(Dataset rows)
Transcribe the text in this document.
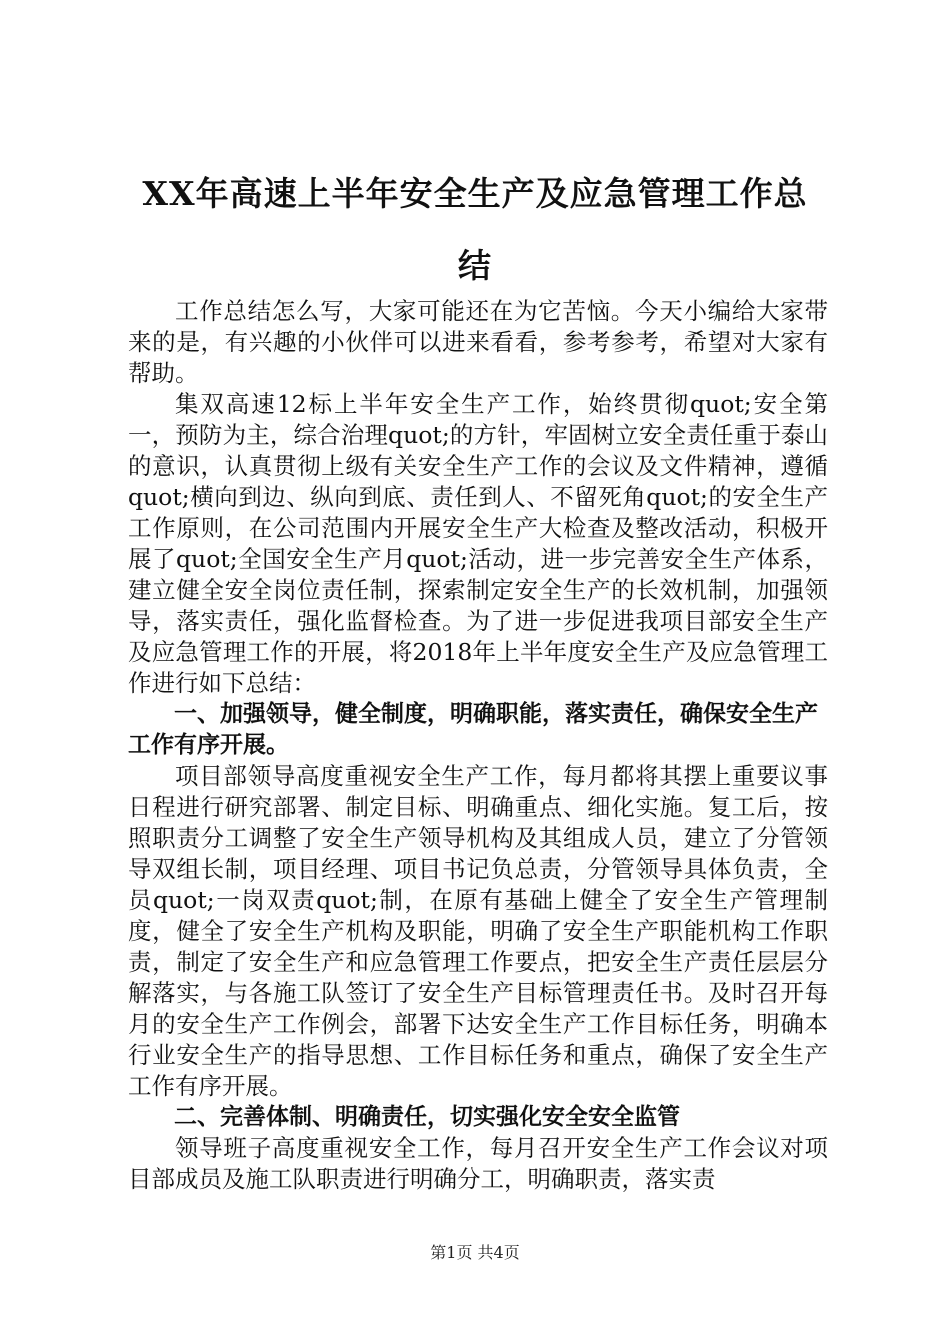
XX年高速上半年安全生产及应急管理工作总
结

工作总结怎么写，大家可能还在为它苦恼。今天小编给大家带来的是，有兴趣的小伙伴可以进来看看，参考参考，希望对大家有帮助。

集双高速12标上半年安全生产工作，始终贯彻quot;安全第一，预防为主，综合治理quot;的方针，牢固树立安全责任重于泰山的意识，认真贯彻上级有关安全生产工作的会议及文件精神，遵循quot;横向到边、纵向到底、责任到人、不留死角quot;的安全生产工作原则，在公司范围内开展安全生产大检查及整改活动，积极开展了quot;全国安全生产月quot;活动，进一步完善安全生产体系，建立健全安全岗位责任制，探索制定安全生产的长效机制，加强领导，落实责任，强化监督检查。为了进一步促进我项目部安全生产及应急管理工作的开展，将2018年上半年度安全生产及应急管理工作进行如下总结：

一、加强领导，健全制度，明确职能，落实责任，确保安全生产工作有序开展。

项目部领导高度重视安全生产工作，每月都将其摆上重要议事日程进行研究部署、制定目标、明确重点、细化实施。复工后，按照职责分工调整了安全生产领导机构及其组成人员，建立了分管领导双组长制，项目经理、项目书记负总责，分管领导具体负责，全员quot;一岗双责quot;制，在原有基础上健全了安全生产管理制度，健全了安全生产机构及职能，明确了安全生产职能机构工作职责，制定了安全生产和应急管理工作要点，把安全生产责任层层分解落实，与各施工队签订了安全生产目标管理责任书。及时召开每月的安全生产工作例会，部署下达安全生产工作目标任务，明确本行业安全生产的指导思想、工作目标任务和重点，确保了安全生产工作有序开展。

二、完善体制、明确责任，切实强化安全安全监管

领导班子高度重视安全工作，每月召开安全生产工作会议对项目部成员及施工队职责进行明确分工，明确职责，落实责

第1页 共4页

**REQUIREMENT:** Reproduce every record word for word. The copy must contain no pictures.

**RESULT OF THIS TASK:**
Transcribe the text in this document.
XX年高速上半年安全生产及应急管理工作总
结

工作总结怎么写，大家可能还在为它苦恼。今天小编给大家带来的是，有兴趣的小伙伴可以进来看看，参考参考，希望对大家有帮助。

集双高速12标上半年安全生产工作，始终贯彻quot;安全第一，预防为主，综合治理quot;的方针，牢固树立安全责任重于泰山的意识，认真贯彻上级有关安全生产工作的会议及文件精神，遵循quot;横向到边、纵向到底、责任到人、不留死角quot;的安全生产工作原则，在公司范围内开展安全生产大检查及整改活动，积极开展了quot;全国安全生产月quot;活动，进一步完善安全生产体系，建立健全安全岗位责任制，探索制定安全生产的长效机制，加强领导，落实责任，强化监督检查。为了进一步促进我项目部安全生产及应急管理工作的开展，将2018年上半年度安全生产及应急管理工作进行如下总结：

一、加强领导，健全制度，明确职能，落实责任，确保安全生产工作有序开展。

项目部领导高度重视安全生产工作，每月都将其摆上重要议事日程进行研究部署、制定目标、明确重点、细化实施。复工后，按照职责分工调整了安全生产领导机构及其组成人员，建立了分管领导双组长制，项目经理、项目书记负总责，分管领导具体负责，全员quot;一岗双责quot;制，在原有基础上健全了安全生产管理制度，健全了安全生产机构及职能，明确了安全生产职能机构工作职责，制定了安全生产和应急管理工作要点，把安全生产责任层层分解落实，与各施工队签订了安全生产目标管理责任书。及时召开每月的安全生产工作例会，部署下达安全生产工作目标任务，明确本行业安全生产的指导思想、工作目标任务和重点，确保了安全生产工作有序开展。

二、完善体制、明确责任，切实强化安全安全监管

领导班子高度重视安全工作，每月召开安全生产工作会议对项目部成员及施工队职责进行明确分工，明确职责，落实责

第1页 共4页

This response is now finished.